İstenen » Bisiklet turu yazısına göre, turun ikinci gününde yol hangi şehirden hangi şehre gidiyor?

29 Haziran 2014 Pazar

GBI Gun2 - Komarom - Bratislava, 16 Haz

16 Haziran Pazartesi,

Broşür - önyüz
Broşür - arkayüz
Bugun Pazartesi. Birçoklarınız sabah erkenden kalkıp iş yoluna düştü. Ben bu zinciri kıralı bir buçuk yıl kadar oldu. Şimdi de artık gönüllü olarak GBI(Global Biking Initiative)'de Düşler Akademisi yararına gidiyorum bu yolları aynı diğer 18 kişi gibi.

İşte 7 gün sürecek turumuzun ikinci günündeyiz ve bugünkü yolumuz bizi Komarom'dan Bratislava'ya götürecek. Hergün çeşitli tür maceralar yaşayacağımızı bildiğimden 'bugün ne bekliyor acaba' diye merak etmekten kendimi alamıyorum. Bu yolculuk sadece bir bisikletle alınan yol değil aslında. Herkes başka tür bir yolculuğa çıkıyor bu GBI'larda. Öncelikle kendi kendinize meydan okuyorsunuz. Bu tura ilk katılan hiç kimsenin, o ana kadar 1 hafta kesintisiz olarak, günde 100km'leri aşan mesafelerde bisiklet sürmüşlüğü yok. Benim de ilk maceram 2011 yılında yaptığımız Çanakkale - İzmir maceramızdı. Hatta bizim gruptaki üç kişi hariç bir çoğumuz için ilk uzun turdu o hep beraber yaptığımız. O turun keyfi hiçbir şey de yok. Hiçbir zaman da olmayacak sanırım. İlk olmasından, herkesin eşit derecede acemiliğinden ve Tigin'in ve adını hatırlayamadığım şoförümüzün hayatımıza neşe katan acemiliği ve iyiliğinden ötürü sanırım. Tigin kendini parçalamıştı :) Hala anlatıp çokça güldüğümüz maceralarla dolu bu tur. özellikle Eski-Yeni Foça kısmı evlere şenlik.

Malzeme »
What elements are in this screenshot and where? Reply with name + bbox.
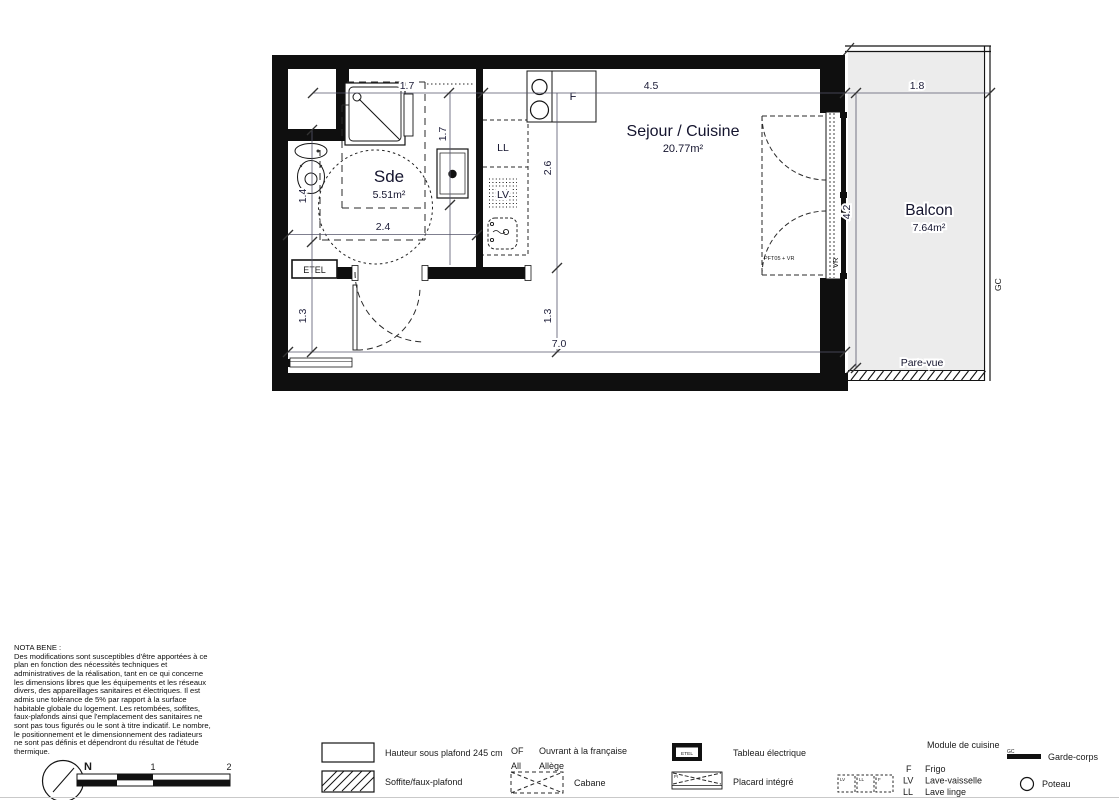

Görev çıktısı » Komarom'dan Bratislava'ya.